■ INSTRUCTIONS TO FOLLOW
Determine the number of lines in these entries that hold the word "need". Give the number and nothing more.

Recorded data
◆ ◆ ◆ ◆

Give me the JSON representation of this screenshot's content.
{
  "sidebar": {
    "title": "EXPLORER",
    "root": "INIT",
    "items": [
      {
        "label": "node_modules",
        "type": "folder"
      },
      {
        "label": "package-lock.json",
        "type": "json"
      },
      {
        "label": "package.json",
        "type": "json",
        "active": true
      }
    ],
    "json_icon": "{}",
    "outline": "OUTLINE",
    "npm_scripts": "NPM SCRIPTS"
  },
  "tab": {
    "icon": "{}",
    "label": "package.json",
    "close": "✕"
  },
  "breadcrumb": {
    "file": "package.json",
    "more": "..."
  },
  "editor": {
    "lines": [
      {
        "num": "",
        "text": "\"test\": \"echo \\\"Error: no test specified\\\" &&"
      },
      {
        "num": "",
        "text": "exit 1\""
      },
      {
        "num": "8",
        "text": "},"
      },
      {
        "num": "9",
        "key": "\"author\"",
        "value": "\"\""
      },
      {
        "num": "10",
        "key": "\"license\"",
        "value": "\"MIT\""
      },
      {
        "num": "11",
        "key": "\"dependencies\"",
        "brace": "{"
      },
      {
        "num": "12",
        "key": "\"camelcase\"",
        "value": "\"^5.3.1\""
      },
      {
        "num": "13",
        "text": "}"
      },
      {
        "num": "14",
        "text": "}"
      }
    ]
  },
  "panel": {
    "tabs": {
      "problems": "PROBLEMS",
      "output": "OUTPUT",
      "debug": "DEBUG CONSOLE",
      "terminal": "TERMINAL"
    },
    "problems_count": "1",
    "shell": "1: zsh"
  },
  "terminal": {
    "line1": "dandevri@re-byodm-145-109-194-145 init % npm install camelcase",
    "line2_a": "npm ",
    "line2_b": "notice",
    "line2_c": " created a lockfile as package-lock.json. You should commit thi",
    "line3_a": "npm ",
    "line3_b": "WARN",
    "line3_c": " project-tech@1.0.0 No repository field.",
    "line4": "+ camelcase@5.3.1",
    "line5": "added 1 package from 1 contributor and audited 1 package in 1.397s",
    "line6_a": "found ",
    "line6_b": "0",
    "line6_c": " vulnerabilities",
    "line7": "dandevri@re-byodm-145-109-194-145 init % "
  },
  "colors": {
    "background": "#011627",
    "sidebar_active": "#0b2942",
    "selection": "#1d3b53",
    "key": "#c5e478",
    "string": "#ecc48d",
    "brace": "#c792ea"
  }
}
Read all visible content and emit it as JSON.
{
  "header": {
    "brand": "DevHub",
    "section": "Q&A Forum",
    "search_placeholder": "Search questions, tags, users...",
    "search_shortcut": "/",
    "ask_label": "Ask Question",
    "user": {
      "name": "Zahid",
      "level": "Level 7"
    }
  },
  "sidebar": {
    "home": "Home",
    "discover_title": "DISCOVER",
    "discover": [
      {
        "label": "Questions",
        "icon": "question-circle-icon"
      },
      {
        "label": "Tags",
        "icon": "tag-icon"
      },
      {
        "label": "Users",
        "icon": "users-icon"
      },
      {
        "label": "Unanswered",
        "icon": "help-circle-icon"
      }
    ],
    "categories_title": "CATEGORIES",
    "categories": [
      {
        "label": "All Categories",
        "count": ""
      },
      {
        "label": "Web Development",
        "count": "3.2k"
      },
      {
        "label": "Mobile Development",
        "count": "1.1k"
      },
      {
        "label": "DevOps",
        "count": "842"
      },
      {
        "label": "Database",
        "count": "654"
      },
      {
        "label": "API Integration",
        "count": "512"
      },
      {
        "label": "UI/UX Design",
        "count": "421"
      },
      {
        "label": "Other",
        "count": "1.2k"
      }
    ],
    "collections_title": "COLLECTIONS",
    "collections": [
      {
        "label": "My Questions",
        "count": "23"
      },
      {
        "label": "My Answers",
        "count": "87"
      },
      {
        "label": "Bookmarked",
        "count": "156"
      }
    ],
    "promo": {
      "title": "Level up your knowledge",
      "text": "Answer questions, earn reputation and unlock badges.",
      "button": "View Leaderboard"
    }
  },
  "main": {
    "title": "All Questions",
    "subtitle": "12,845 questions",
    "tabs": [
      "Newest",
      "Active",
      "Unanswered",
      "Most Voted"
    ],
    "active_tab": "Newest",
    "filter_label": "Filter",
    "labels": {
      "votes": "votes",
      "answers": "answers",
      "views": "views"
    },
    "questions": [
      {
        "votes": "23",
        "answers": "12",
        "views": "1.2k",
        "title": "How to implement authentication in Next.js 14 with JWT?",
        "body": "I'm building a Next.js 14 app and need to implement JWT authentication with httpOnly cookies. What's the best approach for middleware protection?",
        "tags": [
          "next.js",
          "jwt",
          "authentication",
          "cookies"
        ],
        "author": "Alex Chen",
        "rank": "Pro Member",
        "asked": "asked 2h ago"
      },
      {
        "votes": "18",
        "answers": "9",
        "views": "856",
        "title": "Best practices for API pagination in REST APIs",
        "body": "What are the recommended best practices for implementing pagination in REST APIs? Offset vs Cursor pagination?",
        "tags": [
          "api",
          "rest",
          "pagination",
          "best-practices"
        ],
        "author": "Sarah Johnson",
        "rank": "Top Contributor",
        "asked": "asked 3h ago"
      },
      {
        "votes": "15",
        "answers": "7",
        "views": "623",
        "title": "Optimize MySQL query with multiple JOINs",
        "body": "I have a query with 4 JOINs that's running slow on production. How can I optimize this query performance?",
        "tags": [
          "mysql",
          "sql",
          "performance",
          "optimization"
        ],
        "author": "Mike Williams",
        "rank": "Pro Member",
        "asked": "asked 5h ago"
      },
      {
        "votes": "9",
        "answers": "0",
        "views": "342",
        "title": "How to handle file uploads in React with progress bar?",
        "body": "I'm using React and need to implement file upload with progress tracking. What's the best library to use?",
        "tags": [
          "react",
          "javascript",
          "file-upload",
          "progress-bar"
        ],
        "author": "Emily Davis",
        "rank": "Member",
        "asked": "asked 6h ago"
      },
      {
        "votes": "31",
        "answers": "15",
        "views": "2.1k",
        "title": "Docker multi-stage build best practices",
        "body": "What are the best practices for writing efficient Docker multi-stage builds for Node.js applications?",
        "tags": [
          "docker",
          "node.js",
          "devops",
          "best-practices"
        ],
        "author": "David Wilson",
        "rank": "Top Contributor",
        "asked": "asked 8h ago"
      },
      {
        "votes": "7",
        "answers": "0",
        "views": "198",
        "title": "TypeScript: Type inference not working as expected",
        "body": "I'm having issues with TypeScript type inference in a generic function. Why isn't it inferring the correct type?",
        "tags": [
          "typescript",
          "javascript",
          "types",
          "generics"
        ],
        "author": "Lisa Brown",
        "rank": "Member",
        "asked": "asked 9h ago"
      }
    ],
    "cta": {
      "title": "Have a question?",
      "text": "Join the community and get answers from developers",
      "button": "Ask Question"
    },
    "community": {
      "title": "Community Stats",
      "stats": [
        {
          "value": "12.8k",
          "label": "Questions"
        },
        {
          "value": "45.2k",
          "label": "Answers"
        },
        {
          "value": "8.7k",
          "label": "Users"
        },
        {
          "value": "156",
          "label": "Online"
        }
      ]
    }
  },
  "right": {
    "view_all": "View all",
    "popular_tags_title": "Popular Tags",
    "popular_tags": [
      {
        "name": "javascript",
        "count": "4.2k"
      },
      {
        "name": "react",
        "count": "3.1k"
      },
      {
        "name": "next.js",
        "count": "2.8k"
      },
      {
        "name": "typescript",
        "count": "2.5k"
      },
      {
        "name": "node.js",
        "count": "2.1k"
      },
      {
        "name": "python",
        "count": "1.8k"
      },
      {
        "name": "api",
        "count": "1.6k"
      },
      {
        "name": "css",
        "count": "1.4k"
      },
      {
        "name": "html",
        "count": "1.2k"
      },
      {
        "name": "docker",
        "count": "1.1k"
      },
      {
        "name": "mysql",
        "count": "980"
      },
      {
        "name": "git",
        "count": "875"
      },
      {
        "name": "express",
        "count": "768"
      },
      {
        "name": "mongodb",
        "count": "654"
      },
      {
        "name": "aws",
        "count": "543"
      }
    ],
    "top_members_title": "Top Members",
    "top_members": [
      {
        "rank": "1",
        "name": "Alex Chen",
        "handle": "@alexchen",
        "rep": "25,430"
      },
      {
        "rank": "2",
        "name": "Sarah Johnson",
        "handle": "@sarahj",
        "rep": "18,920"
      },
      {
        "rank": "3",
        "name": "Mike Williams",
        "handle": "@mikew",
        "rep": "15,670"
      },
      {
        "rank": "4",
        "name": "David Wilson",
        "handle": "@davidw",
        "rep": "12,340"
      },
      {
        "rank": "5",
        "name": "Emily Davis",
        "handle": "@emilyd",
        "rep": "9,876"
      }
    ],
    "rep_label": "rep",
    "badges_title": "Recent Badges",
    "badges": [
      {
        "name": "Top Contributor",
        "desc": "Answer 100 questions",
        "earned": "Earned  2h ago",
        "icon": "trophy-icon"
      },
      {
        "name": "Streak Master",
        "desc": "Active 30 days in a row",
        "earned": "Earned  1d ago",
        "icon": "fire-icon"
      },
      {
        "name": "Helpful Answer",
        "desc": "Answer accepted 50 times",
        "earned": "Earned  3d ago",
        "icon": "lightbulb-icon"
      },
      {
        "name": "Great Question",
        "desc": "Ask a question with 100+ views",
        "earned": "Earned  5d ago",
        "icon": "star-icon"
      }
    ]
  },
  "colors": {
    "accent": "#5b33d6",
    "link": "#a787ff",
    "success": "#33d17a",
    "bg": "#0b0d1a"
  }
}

◆ ◆ ◆ ◆

■ ANSWER TO THIS PROBLEM
2